CHALLENGE: Return a copy of each line that holds the string "Worker".

THE DATA:
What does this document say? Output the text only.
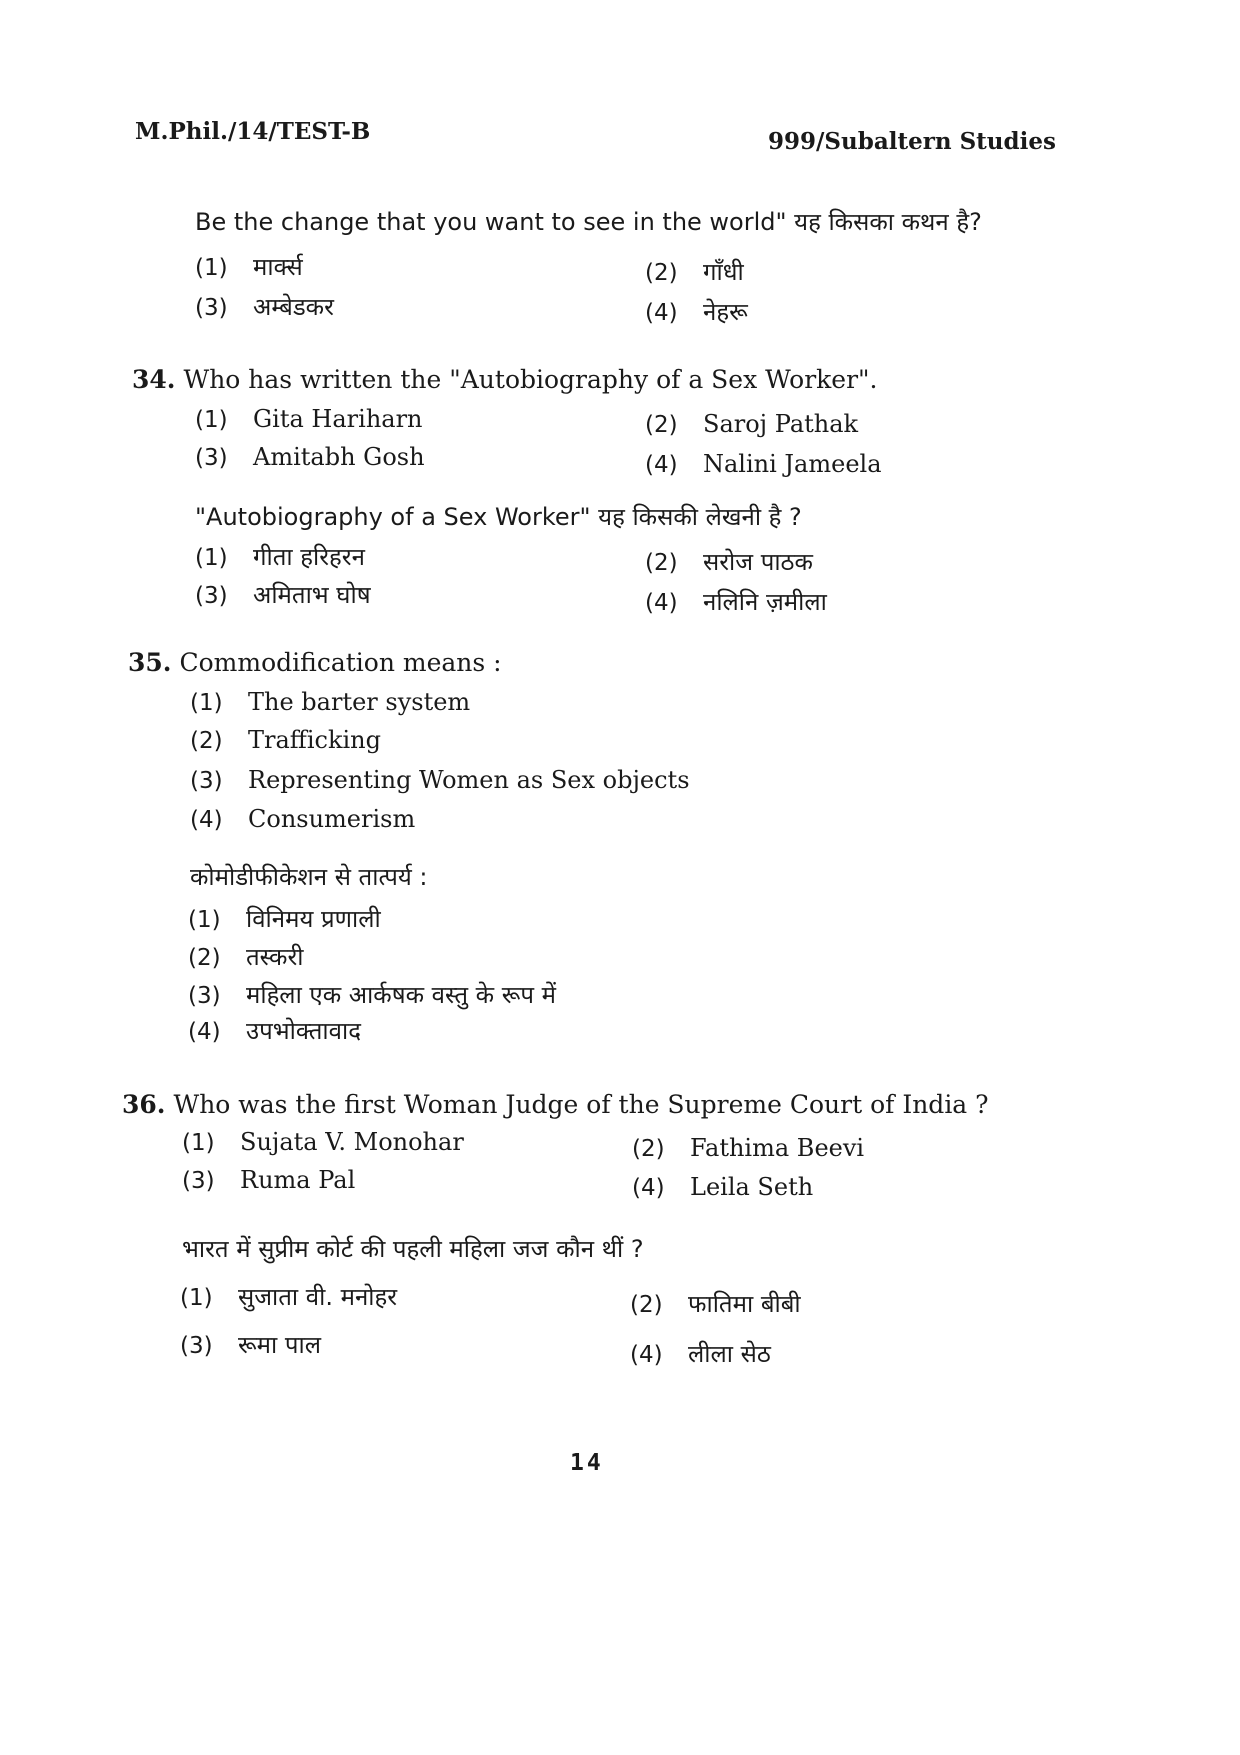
M.Phil./14/TEST-B	999/Subaltern Studies
Be the change that you want to see in the world" यह किसका कथन है?
(1) मार्क्स	(2) गाँधी
(3) अम्बेडकर	(4) नेहरू
34. Who has written the "Autobiography of a Sex Worker".
(1) Gita Hariharn	(2) Saroj Pathak
(3) Amitabh Gosh	(4) Nalini Jameela
"Autobiography of a Sex Worker" यह किसकी लेखनी है ?
(1) गीता हरिहरन	(2) सरोज पाठक
(3) अमिताभ घोष	(4) नलिनि ज़मीला
35. Commodification means :
(1) The barter system
(2) Trafficking
(3) Representing Women as Sex objects
(4) Consumerism
कोमोडीफीकेशन से तात्पर्य :
(1) विनिमय प्रणाली
(2) तस्करी
(3) महिला एक आर्कषक वस्तु के रूप में
(4) उपभोक्तावाद
36. Who was the first Woman Judge of the Supreme Court of India ?
(1) Sujata V. Monohar	(2) Fathima Beevi
(3) Ruma Pal	(4) Leila Seth
भारत में सुप्रीम कोर्ट की पहली महिला जज कौन थीं ?
(1) सुजाता वी. मनोहर	(2) फातिमा बीबी
(3) रूमा पाल	(4) लीला सेठ
14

TASK RESULT:
34. Who has written the "Autobiography of a Sex Worker".
"Autobiography of a Sex Worker" यह किसकी लेखनी है ?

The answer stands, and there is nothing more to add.